__Exercise brief__
Omit all pictures. Copy exactly the lines from the line containing "Give me a plain-text" to the end of the listing, with both ends included.

__Stored records__
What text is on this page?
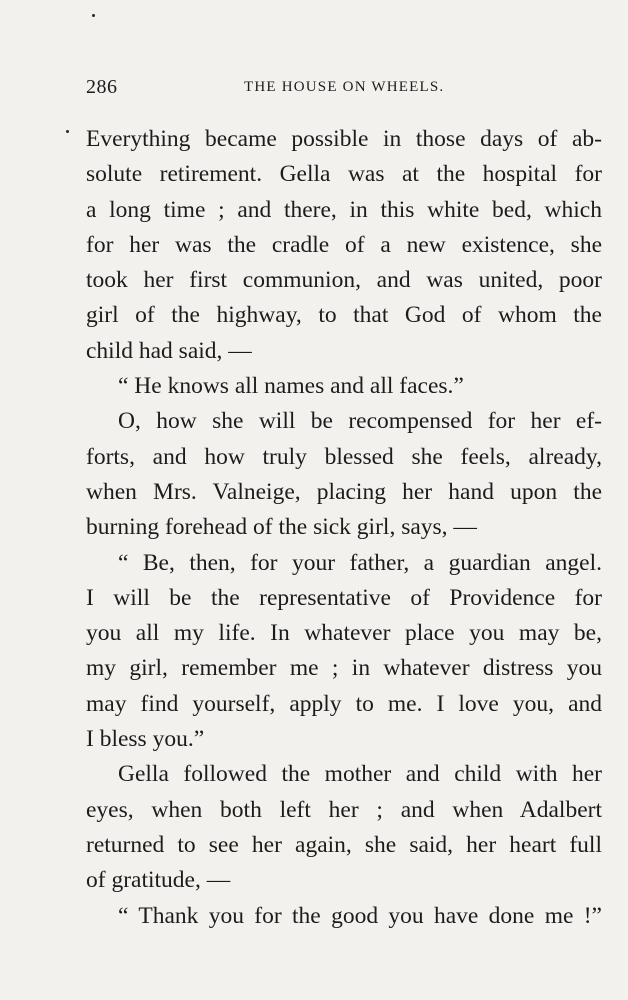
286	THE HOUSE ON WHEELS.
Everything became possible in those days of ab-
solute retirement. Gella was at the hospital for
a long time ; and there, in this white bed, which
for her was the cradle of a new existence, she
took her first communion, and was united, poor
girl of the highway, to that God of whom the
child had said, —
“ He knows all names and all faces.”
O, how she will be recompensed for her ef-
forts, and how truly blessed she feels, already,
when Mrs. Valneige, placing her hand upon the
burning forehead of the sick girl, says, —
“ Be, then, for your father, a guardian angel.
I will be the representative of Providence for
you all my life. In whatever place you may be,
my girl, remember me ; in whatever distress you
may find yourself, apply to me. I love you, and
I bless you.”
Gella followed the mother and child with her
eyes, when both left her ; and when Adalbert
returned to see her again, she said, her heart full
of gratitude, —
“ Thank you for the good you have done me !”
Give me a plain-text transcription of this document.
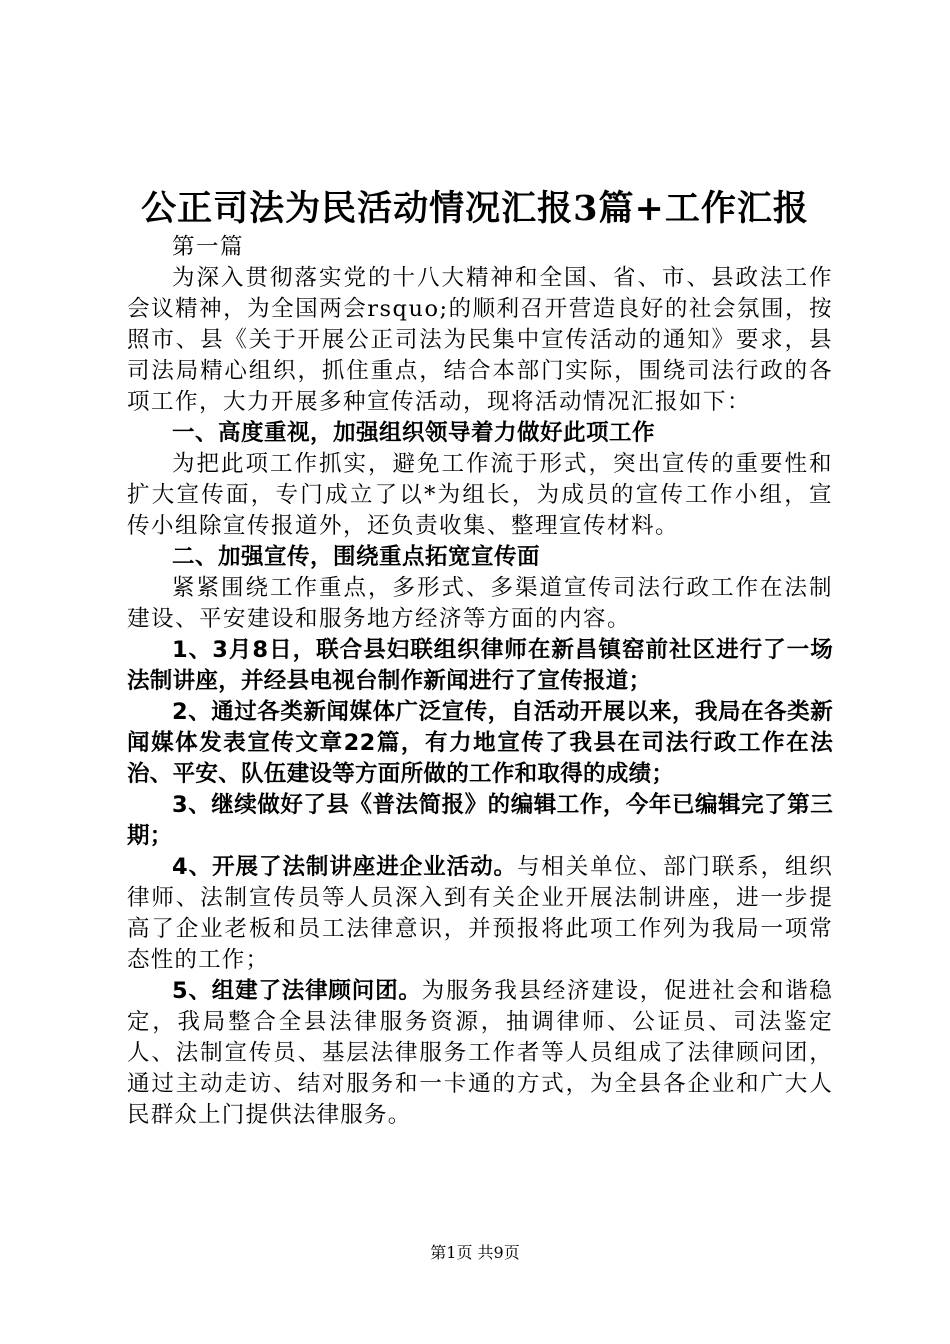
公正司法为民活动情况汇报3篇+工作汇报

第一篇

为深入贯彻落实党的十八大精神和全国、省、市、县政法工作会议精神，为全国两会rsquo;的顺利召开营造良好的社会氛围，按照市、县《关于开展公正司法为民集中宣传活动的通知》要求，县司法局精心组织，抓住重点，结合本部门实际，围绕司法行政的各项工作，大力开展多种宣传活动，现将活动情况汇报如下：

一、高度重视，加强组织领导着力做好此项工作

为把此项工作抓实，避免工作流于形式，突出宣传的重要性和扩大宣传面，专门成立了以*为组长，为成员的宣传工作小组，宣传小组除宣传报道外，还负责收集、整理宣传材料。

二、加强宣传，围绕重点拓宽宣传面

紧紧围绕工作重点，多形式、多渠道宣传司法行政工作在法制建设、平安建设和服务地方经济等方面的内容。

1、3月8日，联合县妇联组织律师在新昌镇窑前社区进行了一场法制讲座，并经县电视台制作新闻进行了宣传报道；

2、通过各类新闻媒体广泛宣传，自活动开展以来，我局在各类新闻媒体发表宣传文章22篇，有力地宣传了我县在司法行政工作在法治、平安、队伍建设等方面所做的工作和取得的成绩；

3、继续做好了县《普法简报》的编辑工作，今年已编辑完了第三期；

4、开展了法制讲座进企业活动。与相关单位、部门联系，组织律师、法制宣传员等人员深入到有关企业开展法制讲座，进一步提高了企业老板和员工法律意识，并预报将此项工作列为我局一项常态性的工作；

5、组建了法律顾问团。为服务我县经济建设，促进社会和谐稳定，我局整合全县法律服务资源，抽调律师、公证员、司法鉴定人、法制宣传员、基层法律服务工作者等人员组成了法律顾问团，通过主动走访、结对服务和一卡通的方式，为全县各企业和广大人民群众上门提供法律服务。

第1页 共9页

__Right answer__
Give me a plain-text transcription of this document.
公正司法为民活动情况汇报3篇+工作汇报

第一篇

为深入贯彻落实党的十八大精神和全国、省、市、县政法工作会议精神，为全国两会rsquo;的顺利召开营造良好的社会氛围，按照市、县《关于开展公正司法为民集中宣传活动的通知》要求，县司法局精心组织，抓住重点，结合本部门实际，围绕司法行政的各项工作，大力开展多种宣传活动，现将活动情况汇报如下：

一、高度重视，加强组织领导着力做好此项工作

为把此项工作抓实，避免工作流于形式，突出宣传的重要性和扩大宣传面，专门成立了以*为组长，为成员的宣传工作小组，宣传小组除宣传报道外，还负责收集、整理宣传材料。

二、加强宣传，围绕重点拓宽宣传面

紧紧围绕工作重点，多形式、多渠道宣传司法行政工作在法制建设、平安建设和服务地方经济等方面的内容。

1、3月8日，联合县妇联组织律师在新昌镇窑前社区进行了一场法制讲座，并经县电视台制作新闻进行了宣传报道；

2、通过各类新闻媒体广泛宣传，自活动开展以来，我局在各类新闻媒体发表宣传文章22篇，有力地宣传了我县在司法行政工作在法治、平安、队伍建设等方面所做的工作和取得的成绩；

3、继续做好了县《普法简报》的编辑工作，今年已编辑完了第三期；

4、开展了法制讲座进企业活动。与相关单位、部门联系，组织律师、法制宣传员等人员深入到有关企业开展法制讲座，进一步提高了企业老板和员工法律意识，并预报将此项工作列为我局一项常态性的工作；

5、组建了法律顾问团。为服务我县经济建设，促进社会和谐稳定，我局整合全县法律服务资源，抽调律师、公证员、司法鉴定人、法制宣传员、基层法律服务工作者等人员组成了法律顾问团，通过主动走访、结对服务和一卡通的方式，为全县各企业和广大人民群众上门提供法律服务。

第1页 共9页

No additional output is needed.